**Directions for this task**: Find all lines in the records that include the word "Risk", and copy them out.

**Provided entries**:
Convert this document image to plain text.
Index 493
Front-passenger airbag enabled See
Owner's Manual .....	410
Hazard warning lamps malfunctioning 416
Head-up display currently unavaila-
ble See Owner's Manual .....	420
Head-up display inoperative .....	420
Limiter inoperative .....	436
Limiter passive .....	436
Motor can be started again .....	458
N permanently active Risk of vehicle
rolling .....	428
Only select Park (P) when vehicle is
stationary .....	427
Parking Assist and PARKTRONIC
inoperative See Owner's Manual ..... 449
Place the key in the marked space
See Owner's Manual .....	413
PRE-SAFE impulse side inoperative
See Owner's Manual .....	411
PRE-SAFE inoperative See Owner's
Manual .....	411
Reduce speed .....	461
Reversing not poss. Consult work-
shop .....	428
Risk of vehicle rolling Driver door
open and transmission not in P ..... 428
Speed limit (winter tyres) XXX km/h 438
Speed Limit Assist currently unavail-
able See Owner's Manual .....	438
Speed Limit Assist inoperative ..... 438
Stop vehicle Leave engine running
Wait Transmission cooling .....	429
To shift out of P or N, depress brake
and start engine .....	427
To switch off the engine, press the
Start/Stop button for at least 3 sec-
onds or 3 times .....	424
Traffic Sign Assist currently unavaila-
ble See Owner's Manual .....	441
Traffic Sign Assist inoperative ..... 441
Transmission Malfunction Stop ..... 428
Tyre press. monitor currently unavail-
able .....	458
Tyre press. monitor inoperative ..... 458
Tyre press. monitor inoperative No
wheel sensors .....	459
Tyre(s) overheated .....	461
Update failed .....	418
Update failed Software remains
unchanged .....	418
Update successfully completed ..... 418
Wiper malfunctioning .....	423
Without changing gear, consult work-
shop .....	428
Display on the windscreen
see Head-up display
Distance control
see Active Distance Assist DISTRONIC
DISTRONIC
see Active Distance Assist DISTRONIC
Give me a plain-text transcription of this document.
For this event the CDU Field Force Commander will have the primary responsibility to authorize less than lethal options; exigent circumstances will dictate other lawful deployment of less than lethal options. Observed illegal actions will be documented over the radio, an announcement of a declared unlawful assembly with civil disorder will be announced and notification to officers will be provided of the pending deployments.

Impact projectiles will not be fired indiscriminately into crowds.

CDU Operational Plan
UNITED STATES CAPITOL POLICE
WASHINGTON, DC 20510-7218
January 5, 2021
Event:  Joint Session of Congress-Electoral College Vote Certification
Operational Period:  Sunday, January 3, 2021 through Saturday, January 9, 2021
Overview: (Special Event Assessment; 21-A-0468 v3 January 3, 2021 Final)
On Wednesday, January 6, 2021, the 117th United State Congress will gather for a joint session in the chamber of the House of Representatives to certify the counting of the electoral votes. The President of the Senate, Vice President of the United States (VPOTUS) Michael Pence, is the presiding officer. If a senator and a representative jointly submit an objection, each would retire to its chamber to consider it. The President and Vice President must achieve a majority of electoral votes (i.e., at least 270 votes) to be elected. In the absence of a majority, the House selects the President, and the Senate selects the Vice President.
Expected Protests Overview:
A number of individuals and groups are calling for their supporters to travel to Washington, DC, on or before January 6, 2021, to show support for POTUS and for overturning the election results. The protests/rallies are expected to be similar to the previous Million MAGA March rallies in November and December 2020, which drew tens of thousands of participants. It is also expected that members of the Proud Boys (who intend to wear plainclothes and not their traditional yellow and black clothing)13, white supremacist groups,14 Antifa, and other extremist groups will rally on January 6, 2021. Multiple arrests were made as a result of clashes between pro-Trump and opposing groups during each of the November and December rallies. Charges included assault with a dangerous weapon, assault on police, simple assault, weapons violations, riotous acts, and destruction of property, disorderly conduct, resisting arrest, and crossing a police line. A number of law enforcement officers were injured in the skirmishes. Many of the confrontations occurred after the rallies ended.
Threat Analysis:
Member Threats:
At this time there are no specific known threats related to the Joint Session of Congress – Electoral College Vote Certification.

**Task result**:
N permanently active Risk of vehicle
Risk of vehicle rolling Driver door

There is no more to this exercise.